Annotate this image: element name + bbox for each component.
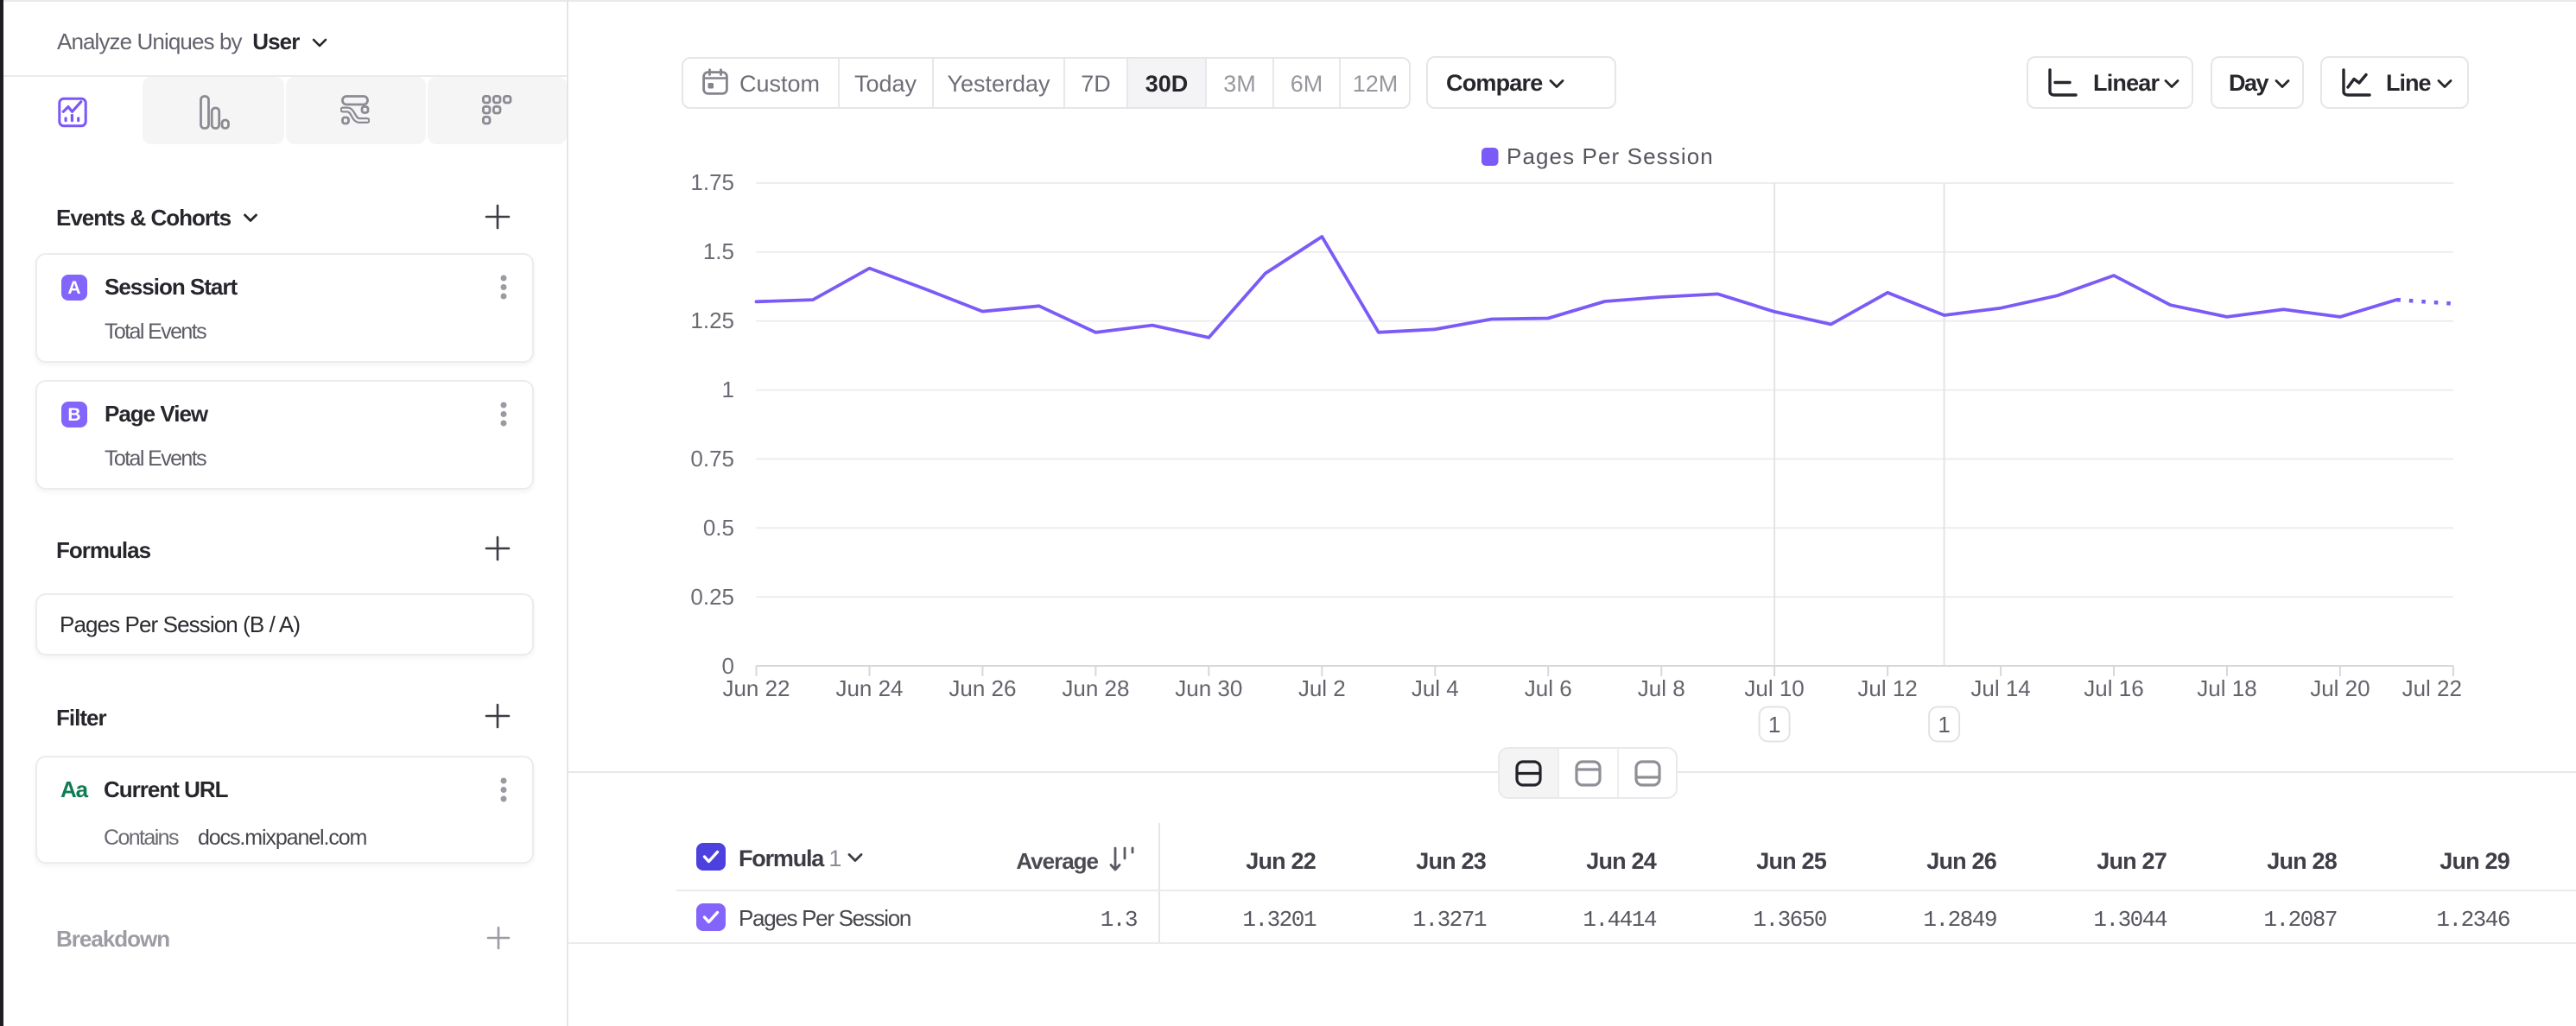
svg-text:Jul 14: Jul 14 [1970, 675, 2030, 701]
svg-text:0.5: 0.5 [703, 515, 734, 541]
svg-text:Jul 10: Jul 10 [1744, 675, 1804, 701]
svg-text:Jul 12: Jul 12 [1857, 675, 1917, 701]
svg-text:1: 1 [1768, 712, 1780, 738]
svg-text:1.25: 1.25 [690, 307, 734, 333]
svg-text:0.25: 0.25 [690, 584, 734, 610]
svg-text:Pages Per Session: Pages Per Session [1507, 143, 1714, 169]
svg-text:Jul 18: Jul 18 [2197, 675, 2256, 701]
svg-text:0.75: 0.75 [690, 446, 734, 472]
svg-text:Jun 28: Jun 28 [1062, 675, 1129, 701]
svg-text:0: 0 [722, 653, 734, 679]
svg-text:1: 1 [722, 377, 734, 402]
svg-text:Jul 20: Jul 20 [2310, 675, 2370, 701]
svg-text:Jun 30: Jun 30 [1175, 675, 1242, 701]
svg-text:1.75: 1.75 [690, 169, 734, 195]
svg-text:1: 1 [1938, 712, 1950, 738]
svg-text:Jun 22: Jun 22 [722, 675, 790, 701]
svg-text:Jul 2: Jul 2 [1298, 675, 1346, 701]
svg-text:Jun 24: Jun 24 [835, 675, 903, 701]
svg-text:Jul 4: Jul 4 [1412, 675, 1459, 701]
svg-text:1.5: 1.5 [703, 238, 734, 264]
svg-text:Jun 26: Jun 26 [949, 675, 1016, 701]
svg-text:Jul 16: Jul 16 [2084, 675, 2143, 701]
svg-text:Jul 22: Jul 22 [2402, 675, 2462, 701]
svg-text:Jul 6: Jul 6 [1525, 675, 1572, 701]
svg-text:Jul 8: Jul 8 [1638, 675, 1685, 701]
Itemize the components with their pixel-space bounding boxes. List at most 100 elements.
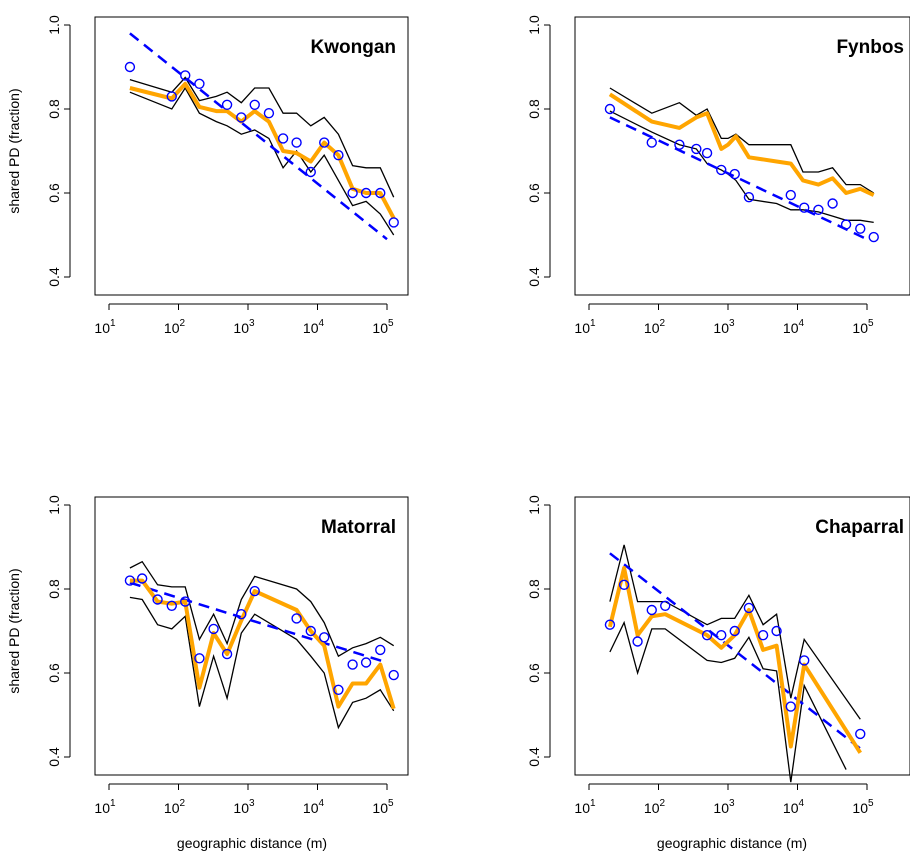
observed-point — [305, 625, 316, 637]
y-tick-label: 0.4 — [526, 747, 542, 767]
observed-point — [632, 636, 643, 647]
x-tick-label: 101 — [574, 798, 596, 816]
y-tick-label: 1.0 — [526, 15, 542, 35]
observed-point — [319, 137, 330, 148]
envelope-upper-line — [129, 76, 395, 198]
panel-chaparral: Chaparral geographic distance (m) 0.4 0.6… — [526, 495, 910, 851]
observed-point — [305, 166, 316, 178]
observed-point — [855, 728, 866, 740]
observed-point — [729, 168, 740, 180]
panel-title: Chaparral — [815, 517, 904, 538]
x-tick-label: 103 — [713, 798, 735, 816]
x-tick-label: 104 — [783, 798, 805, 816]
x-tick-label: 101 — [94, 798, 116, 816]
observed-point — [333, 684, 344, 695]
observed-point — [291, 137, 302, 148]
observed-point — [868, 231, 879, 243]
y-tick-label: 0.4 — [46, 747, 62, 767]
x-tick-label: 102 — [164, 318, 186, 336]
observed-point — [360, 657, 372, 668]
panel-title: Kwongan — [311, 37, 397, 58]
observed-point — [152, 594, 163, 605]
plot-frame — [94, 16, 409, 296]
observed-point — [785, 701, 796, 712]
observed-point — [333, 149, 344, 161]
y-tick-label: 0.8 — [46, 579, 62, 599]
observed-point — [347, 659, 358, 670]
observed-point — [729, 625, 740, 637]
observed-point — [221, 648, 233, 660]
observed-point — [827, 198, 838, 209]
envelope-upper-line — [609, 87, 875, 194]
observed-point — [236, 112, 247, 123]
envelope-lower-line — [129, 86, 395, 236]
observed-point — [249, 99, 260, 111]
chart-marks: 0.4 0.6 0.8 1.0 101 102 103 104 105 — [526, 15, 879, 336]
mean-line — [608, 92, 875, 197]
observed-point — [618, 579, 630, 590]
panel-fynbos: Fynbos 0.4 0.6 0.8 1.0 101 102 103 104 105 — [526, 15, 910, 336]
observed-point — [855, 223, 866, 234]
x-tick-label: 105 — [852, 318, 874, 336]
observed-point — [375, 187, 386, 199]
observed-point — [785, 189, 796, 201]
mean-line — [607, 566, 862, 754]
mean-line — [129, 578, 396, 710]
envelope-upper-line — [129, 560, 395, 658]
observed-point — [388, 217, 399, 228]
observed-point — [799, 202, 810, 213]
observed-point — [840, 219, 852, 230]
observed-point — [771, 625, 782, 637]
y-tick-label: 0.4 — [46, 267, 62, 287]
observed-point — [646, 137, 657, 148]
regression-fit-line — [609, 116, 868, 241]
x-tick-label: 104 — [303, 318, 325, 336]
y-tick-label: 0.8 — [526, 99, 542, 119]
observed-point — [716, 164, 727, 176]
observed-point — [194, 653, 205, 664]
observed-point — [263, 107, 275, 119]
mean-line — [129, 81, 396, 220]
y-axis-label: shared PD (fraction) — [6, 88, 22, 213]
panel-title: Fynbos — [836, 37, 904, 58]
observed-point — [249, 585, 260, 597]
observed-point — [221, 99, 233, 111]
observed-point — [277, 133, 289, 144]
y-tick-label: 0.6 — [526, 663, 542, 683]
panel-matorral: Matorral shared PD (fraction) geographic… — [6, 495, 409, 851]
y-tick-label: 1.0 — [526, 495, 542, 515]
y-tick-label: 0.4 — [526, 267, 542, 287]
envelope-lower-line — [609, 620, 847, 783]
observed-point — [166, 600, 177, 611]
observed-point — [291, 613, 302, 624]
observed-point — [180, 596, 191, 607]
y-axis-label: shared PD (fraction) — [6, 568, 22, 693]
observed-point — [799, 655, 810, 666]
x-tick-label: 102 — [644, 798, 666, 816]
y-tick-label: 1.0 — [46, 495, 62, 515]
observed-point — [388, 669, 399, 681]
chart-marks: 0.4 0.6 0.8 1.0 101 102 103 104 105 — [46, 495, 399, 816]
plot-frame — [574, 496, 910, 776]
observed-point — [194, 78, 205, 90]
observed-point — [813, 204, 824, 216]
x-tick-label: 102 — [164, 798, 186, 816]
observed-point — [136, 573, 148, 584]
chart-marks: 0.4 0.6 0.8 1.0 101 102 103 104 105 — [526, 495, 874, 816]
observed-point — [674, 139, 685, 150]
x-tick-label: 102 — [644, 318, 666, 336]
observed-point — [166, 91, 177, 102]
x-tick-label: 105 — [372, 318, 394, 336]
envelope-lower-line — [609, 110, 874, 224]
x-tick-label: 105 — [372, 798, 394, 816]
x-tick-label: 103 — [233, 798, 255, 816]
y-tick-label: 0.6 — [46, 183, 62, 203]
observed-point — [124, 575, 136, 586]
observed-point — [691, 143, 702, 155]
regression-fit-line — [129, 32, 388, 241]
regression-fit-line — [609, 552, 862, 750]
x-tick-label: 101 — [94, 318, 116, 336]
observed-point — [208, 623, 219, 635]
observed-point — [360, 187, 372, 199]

----------

Please reproduce, character for character, the entries from the line containing "observed-point — [305, 625, 316, 637]" through the line containing "observed-point — [333, 149, 344, 161]", both included.

[Answer to this task]
observed-point — [305, 625, 316, 637]
y-tick-label: 0.4 — [526, 747, 542, 767]
observed-point — [632, 636, 643, 647]
x-tick-label: 101 — [574, 798, 596, 816]
y-tick-label: 1.0 — [526, 15, 542, 35]
observed-point — [319, 137, 330, 148]
envelope-upper-line — [129, 76, 395, 198]
panel-chaparral: Chaparral geographic distance (m) 0.4 0.6… — [526, 495, 910, 851]
observed-point — [305, 166, 316, 178]
observed-point — [855, 728, 866, 740]
observed-point — [729, 168, 740, 180]
panel-title: Chaparral — [815, 517, 904, 538]
x-tick-label: 103 — [713, 798, 735, 816]
x-tick-label: 104 — [783, 798, 805, 816]
x-tick-label: 101 — [94, 798, 116, 816]
observed-point — [333, 684, 344, 695]
observed-point — [291, 137, 302, 148]
observed-point — [868, 231, 879, 243]
y-tick-label: 0.4 — [46, 747, 62, 767]
x-tick-label: 102 — [164, 318, 186, 336]
observed-point — [360, 657, 372, 668]
panel-title: Kwongan — [311, 37, 397, 58]
observed-point — [152, 594, 163, 605]
plot-frame — [94, 16, 409, 296]
observed-point — [785, 701, 796, 712]
observed-point — [333, 149, 344, 161]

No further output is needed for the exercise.